- [Problem requirements] Reproduce all entries precisely, down to the last character.

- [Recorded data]
--*--
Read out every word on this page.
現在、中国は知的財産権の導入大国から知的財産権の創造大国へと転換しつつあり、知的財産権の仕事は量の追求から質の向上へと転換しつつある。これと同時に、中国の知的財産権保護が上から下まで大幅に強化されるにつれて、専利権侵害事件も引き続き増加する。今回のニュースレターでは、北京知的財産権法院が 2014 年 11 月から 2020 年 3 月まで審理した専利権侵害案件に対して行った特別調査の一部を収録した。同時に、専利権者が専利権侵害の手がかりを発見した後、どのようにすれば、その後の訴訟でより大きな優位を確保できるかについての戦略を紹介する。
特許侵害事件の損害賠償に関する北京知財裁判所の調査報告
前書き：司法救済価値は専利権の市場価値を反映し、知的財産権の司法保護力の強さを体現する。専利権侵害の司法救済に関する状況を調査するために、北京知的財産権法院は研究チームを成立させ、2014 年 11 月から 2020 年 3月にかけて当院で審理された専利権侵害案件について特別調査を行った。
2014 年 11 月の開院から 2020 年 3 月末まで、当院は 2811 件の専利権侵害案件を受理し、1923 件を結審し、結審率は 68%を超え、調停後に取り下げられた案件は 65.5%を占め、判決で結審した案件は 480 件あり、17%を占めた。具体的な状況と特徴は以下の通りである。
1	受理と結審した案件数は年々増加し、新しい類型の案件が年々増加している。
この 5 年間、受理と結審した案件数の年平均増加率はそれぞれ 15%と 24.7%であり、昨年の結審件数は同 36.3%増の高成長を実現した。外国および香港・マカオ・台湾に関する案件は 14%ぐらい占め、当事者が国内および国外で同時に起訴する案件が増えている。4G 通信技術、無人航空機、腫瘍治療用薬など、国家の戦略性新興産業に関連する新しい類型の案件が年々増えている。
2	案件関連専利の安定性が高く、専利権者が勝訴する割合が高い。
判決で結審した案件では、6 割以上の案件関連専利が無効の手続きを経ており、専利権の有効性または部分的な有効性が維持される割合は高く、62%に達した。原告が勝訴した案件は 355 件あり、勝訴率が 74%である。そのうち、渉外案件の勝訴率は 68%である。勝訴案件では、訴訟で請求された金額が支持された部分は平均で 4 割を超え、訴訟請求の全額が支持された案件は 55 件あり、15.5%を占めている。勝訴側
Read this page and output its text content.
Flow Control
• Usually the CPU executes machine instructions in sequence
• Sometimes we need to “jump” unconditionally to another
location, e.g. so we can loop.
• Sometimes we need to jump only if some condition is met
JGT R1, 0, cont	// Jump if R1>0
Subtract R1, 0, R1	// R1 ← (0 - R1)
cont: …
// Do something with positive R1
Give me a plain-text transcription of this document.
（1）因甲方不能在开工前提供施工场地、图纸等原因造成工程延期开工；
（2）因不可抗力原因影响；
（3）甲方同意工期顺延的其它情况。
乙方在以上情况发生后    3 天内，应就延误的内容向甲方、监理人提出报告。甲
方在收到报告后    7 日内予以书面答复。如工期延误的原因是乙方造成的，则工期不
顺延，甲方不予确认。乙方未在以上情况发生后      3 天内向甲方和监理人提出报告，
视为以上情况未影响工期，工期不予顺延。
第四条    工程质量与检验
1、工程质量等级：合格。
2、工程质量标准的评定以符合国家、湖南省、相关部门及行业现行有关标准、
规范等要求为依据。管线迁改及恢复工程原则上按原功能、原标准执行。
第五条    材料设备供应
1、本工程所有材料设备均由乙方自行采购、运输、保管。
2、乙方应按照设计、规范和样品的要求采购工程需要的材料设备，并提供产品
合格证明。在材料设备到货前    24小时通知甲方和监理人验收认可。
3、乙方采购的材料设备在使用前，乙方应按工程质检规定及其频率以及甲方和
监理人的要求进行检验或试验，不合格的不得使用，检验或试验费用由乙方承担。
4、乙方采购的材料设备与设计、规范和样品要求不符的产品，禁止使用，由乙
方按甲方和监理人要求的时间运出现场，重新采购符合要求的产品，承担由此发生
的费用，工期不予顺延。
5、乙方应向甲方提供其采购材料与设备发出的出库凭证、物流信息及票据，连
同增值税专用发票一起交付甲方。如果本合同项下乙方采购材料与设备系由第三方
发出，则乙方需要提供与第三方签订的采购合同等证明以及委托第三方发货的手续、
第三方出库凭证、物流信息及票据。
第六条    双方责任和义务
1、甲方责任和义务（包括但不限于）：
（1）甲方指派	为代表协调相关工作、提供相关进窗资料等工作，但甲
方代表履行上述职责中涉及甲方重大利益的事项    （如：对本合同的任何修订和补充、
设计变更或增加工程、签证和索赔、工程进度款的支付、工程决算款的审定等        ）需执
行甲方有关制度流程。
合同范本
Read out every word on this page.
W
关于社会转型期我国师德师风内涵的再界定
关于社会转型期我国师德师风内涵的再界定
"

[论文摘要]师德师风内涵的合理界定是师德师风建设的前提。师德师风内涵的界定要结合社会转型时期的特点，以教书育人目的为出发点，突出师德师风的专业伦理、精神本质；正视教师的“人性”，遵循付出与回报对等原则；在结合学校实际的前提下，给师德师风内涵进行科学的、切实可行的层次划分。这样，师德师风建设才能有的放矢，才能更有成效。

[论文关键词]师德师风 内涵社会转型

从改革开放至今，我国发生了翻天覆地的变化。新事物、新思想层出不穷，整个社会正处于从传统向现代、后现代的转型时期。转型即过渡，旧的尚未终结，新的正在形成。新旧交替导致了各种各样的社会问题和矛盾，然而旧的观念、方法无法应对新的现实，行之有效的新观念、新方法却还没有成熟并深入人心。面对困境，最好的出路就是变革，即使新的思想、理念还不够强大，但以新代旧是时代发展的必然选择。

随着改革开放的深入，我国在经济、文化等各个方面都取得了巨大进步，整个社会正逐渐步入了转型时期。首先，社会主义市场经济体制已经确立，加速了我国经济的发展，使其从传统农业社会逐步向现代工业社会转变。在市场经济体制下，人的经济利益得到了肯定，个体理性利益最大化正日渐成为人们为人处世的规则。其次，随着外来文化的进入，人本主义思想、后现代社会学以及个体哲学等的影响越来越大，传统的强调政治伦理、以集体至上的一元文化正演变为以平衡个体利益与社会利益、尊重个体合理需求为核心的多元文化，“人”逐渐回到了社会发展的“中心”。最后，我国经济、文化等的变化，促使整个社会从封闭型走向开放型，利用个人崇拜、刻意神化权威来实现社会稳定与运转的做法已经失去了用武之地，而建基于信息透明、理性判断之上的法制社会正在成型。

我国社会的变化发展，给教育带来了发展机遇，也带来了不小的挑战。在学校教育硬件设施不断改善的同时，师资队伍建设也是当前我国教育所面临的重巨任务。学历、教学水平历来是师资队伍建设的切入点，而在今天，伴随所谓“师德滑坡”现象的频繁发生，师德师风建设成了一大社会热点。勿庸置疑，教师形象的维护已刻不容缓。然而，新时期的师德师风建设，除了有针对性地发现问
--*--
- [The response]
Read out every word on this page.
現在、中国は知的財産権の導入大国から知的財産権の創造大国へと転換しつつあり、知的財産権の仕事は量の追求から質の向上へと転換しつつある。これと同時に、中国の知的財産権保護が上から下まで大幅に強化されるにつれて、専利権侵害事件も引き続き増加する。今回のニュースレターでは、北京知的財産権法院が 2014 年 11 月から 2020 年 3 月まで審理した専利権侵害案件に対して行った特別調査の一部を収録した。同時に、専利権者が専利権侵害の手がかりを発見した後、どのようにすれば、その後の訴訟でより大きな優位を確保できるかについての戦略を紹介する。
特許侵害事件の損害賠償に関する北京知財裁判所の調査報告
前書き：司法救済価値は専利権の市場価値を反映し、知的財産権の司法保護力の強さを体現する。専利権侵害の司法救済に関する状況を調査するために、北京知的財産権法院は研究チームを成立させ、2014 年 11 月から 2020 年 3月にかけて当院で審理された専利権侵害案件について特別調査を行った。
2014 年 11 月の開院から 2020 年 3 月末まで、当院は 2811 件の専利権侵害案件を受理し、1923 件を結審し、結審率は 68%を超え、調停後に取り下げられた案件は 65.5%を占め、判決で結審した案件は 480 件あり、17%を占めた。具体的な状況と特徴は以下の通りである。
1	受理と結審した案件数は年々増加し、新しい類型の案件が年々増加している。
この 5 年間、受理と結審した案件数の年平均増加率はそれぞれ 15%と 24.7%であり、昨年の結審件数は同 36.3%増の高成長を実現した。外国および香港・マカオ・台湾に関する案件は 14%ぐらい占め、当事者が国内および国外で同時に起訴する案件が増えている。4G 通信技術、無人航空機、腫瘍治療用薬など、国家の戦略性新興産業に関連する新しい類型の案件が年々増えている。
2	案件関連専利の安定性が高く、専利権者が勝訴する割合が高い。
判決で結審した案件では、6 割以上の案件関連専利が無効の手続きを経ており、専利権の有効性または部分的な有効性が維持される割合は高く、62%に達した。原告が勝訴した案件は 355 件あり、勝訴率が 74%である。そのうち、渉外案件の勝訴率は 68%である。勝訴案件では、訴訟で請求された金額が支持された部分は平均で 4 割を超え、訴訟請求の全額が支持された案件は 55 件あり、15.5%を占めている。勝訴側
Read this page and output its text content.
Flow Control
• Usually the CPU executes machine instructions in sequence
• Sometimes we need to “jump” unconditionally to another
location, e.g. so we can loop.
• Sometimes we need to jump only if some condition is met
JGT R1, 0, cont	// Jump if R1>0
Subtract R1, 0, R1	// R1 ← (0 - R1)
cont: …
// Do something with positive R1
Give me a plain-text transcription of this document.
（1）因甲方不能在开工前提供施工场地、图纸等原因造成工程延期开工；
（2）因不可抗力原因影响；
（3）甲方同意工期顺延的其它情况。
乙方在以上情况发生后    3 天内，应就延误的内容向甲方、监理人提出报告。甲
方在收到报告后    7 日内予以书面答复。如工期延误的原因是乙方造成的，则工期不
顺延，甲方不予确认。乙方未在以上情况发生后      3 天内向甲方和监理人提出报告，
视为以上情况未影响工期，工期不予顺延。
第四条    工程质量与检验
1、工程质量等级：合格。
2、工程质量标准的评定以符合国家、湖南省、相关部门及行业现行有关标准、
规范等要求为依据。管线迁改及恢复工程原则上按原功能、原标准执行。
第五条    材料设备供应
1、本工程所有材料设备均由乙方自行采购、运输、保管。
2、乙方应按照设计、规范和样品的要求采购工程需要的材料设备，并提供产品
合格证明。在材料设备到货前    24小时通知甲方和监理人验收认可。
3、乙方采购的材料设备在使用前，乙方应按工程质检规定及其频率以及甲方和
监理人的要求进行检验或试验，不合格的不得使用，检验或试验费用由乙方承担。
4、乙方采购的材料设备与设计、规范和样品要求不符的产品，禁止使用，由乙
方按甲方和监理人要求的时间运出现场，重新采购符合要求的产品，承担由此发生
的费用，工期不予顺延。
5、乙方应向甲方提供其采购材料与设备发出的出库凭证、物流信息及票据，连
同增值税专用发票一起交付甲方。如果本合同项下乙方采购材料与设备系由第三方
发出，则乙方需要提供与第三方签订的采购合同等证明以及委托第三方发货的手续、
第三方出库凭证、物流信息及票据。
第六条    双方责任和义务
1、甲方责任和义务（包括但不限于）：
（1）甲方指派	为代表协调相关工作、提供相关进窗资料等工作，但甲
方代表履行上述职责中涉及甲方重大利益的事项    （如：对本合同的任何修订和补充、
设计变更或增加工程、签证和索赔、工程进度款的支付、工程决算款的审定等        ）需执
行甲方有关制度流程。
合同范本
Read out every word on this page.
W
关于社会转型期我国师德师风内涵的再界定
关于社会转型期我国师德师风内涵的再界定
"

[论文摘要]师德师风内涵的合理界定是师德师风建设的前提。师德师风内涵的界定要结合社会转型时期的特点，以教书育人目的为出发点，突出师德师风的专业伦理、精神本质；正视教师的“人性”，遵循付出与回报对等原则；在结合学校实际的前提下，给师德师风内涵进行科学的、切实可行的层次划分。这样，师德师风建设才能有的放矢，才能更有成效。

[论文关键词]师德师风 内涵社会转型

从改革开放至今，我国发生了翻天覆地的变化。新事物、新思想层出不穷，整个社会正处于从传统向现代、后现代的转型时期。转型即过渡，旧的尚未终结，新的正在形成。新旧交替导致了各种各样的社会问题和矛盾，然而旧的观念、方法无法应对新的现实，行之有效的新观念、新方法却还没有成熟并深入人心。面对困境，最好的出路就是变革，即使新的思想、理念还不够强大，但以新代旧是时代发展的必然选择。

随着改革开放的深入，我国在经济、文化等各个方面都取得了巨大进步，整个社会正逐渐步入了转型时期。首先，社会主义市场经济体制已经确立，加速了我国经济的发展，使其从传统农业社会逐步向现代工业社会转变。在市场经济体制下，人的经济利益得到了肯定，个体理性利益最大化正日渐成为人们为人处世的规则。其次，随着外来文化的进入，人本主义思想、后现代社会学以及个体哲学等的影响越来越大，传统的强调政治伦理、以集体至上的一元文化正演变为以平衡个体利益与社会利益、尊重个体合理需求为核心的多元文化，“人”逐渐回到了社会发展的“中心”。最后，我国经济、文化等的变化，促使整个社会从封闭型走向开放型，利用个人崇拜、刻意神化权威来实现社会稳定与运转的做法已经失去了用武之地，而建基于信息透明、理性判断之上的法制社会正在成型。

我国社会的变化发展，给教育带来了发展机遇，也带来了不小的挑战。在学校教育硬件设施不断改善的同时，师资队伍建设也是当前我国教育所面临的重巨任务。学历、教学水平历来是师资队伍建设的切入点，而在今天，伴随所谓“师德滑坡”现象的频繁发生，师德师风建设成了一大社会热点。勿庸置疑，教师形象的维护已刻不容缓。然而，新时期的师德师风建设，除了有针对性地发现问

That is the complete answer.